▶ _Data entries_
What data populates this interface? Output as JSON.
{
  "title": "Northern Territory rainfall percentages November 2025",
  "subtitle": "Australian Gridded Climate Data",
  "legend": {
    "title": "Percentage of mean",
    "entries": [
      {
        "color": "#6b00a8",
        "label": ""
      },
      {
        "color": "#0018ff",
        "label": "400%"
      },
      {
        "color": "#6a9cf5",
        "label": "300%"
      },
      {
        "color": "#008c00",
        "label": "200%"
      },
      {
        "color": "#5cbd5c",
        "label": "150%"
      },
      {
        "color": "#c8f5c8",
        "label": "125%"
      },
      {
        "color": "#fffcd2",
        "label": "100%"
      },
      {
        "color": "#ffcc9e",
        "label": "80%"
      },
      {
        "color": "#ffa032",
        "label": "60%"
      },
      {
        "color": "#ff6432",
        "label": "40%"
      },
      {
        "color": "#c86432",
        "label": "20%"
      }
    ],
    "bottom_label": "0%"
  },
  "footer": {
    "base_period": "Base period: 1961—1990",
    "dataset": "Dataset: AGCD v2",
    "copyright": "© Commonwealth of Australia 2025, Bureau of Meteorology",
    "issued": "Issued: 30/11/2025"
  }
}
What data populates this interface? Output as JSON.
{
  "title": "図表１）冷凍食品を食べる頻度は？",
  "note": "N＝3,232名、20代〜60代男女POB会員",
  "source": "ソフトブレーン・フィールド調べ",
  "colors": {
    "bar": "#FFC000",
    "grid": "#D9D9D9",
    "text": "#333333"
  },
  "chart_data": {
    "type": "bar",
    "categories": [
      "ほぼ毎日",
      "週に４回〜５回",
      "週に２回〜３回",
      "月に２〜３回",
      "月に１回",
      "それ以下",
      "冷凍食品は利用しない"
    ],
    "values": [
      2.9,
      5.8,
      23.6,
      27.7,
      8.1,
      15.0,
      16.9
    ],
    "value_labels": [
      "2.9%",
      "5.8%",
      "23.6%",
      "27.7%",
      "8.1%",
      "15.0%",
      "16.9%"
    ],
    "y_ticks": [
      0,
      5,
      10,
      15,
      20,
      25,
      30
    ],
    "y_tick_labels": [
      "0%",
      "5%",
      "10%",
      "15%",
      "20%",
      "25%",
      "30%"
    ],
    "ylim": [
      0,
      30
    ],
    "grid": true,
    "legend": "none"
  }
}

▶ _The request_
Your task is to repeat the data exactly, with nothing left out.

▶ _Response to this task_
What data populates this interface? Output as JSON.
{
  "title": "Northern Territory rainfall percentages November 2025",
  "subtitle": "Australian Gridded Climate Data",
  "legend": {
    "title": "Percentage of mean",
    "entries": [
      {
        "color": "#6b00a8",
        "label": ""
      },
      {
        "color": "#0018ff",
        "label": "400%"
      },
      {
        "color": "#6a9cf5",
        "label": "300%"
      },
      {
        "color": "#008c00",
        "label": "200%"
      },
      {
        "color": "#5cbd5c",
        "label": "150%"
      },
      {
        "color": "#c8f5c8",
        "label": "125%"
      },
      {
        "color": "#fffcd2",
        "label": "100%"
      },
      {
        "color": "#ffcc9e",
        "label": "80%"
      },
      {
        "color": "#ffa032",
        "label": "60%"
      },
      {
        "color": "#ff6432",
        "label": "40%"
      },
      {
        "color": "#c86432",
        "label": "20%"
      }
    ],
    "bottom_label": "0%"
  },
  "footer": {
    "base_period": "Base period: 1961—1990",
    "dataset": "Dataset: AGCD v2",
    "copyright": "© Commonwealth of Australia 2025, Bureau of Meteorology",
    "issued": "Issued: 30/11/2025"
  }
}
What data populates this interface? Output as JSON.
{
  "title": "図表１）冷凍食品を食べる頻度は？",
  "note": "N＝3,232名、20代〜60代男女POB会員",
  "source": "ソフトブレーン・フィールド調べ",
  "colors": {
    "bar": "#FFC000",
    "grid": "#D9D9D9",
    "text": "#333333"
  },
  "chart_data": {
    "type": "bar",
    "categories": [
      "ほぼ毎日",
      "週に４回〜５回",
      "週に２回〜３回",
      "月に２〜３回",
      "月に１回",
      "それ以下",
      "冷凍食品は利用しない"
    ],
    "values": [
      2.9,
      5.8,
      23.6,
      27.7,
      8.1,
      15.0,
      16.9
    ],
    "value_labels": [
      "2.9%",
      "5.8%",
      "23.6%",
      "27.7%",
      "8.1%",
      "15.0%",
      "16.9%"
    ],
    "y_ticks": [
      0,
      5,
      10,
      15,
      20,
      25,
      30
    ],
    "y_tick_labels": [
      "0%",
      "5%",
      "10%",
      "15%",
      "20%",
      "25%",
      "30%"
    ],
    "ylim": [
      0,
      30
    ],
    "grid": true,
    "legend": "none"
  }
}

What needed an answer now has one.